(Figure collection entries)
>> begin
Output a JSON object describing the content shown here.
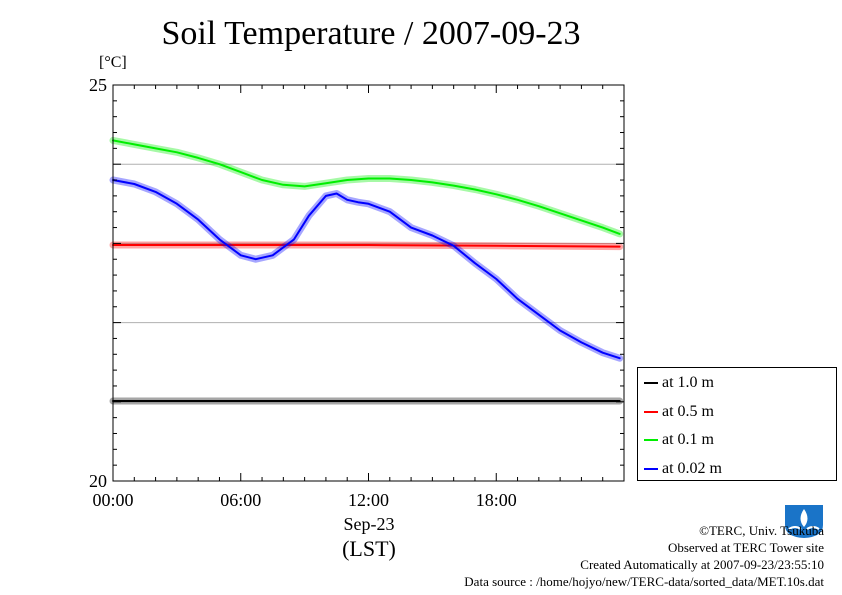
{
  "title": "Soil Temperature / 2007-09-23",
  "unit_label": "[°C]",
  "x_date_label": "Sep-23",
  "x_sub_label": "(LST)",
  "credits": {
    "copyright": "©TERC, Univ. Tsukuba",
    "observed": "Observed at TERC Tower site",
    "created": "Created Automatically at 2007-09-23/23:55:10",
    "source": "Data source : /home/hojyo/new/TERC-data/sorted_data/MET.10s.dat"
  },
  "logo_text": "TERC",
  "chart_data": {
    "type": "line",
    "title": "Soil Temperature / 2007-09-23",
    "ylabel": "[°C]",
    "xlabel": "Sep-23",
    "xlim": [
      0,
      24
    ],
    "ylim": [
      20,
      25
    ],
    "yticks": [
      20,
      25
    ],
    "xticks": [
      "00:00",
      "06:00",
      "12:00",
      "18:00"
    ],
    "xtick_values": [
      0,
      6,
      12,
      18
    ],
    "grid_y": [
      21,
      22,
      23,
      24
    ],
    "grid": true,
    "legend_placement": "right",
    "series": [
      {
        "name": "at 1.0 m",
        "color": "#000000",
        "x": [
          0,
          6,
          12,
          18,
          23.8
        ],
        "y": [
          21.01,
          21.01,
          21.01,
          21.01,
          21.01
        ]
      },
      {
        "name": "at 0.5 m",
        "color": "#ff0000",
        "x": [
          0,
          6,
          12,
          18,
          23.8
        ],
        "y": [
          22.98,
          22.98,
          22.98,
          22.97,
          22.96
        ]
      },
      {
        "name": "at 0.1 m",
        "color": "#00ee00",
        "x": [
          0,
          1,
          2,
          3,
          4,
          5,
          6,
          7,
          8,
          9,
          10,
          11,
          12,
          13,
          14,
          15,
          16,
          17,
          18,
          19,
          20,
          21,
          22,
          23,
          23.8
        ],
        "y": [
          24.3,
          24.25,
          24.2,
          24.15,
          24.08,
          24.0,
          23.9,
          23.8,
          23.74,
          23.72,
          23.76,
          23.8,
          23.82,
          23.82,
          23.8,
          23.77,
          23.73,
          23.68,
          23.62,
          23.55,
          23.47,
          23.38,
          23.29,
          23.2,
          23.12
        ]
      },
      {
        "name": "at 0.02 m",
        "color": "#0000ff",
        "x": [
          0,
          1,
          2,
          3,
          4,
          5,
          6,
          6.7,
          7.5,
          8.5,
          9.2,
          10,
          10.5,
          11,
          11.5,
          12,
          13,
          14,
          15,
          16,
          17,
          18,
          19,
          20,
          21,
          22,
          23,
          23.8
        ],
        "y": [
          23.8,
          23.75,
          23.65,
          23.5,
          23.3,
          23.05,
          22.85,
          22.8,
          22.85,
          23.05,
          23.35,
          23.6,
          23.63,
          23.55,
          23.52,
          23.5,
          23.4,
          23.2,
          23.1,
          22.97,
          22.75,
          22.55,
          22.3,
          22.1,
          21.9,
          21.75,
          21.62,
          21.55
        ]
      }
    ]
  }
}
>> end
Directive => Make a copy of each line that contains the string "title".

Written solution =>
  "title": "Soil Temperature / 2007-09-23",
    "title": "Soil Temperature / 2007-09-23",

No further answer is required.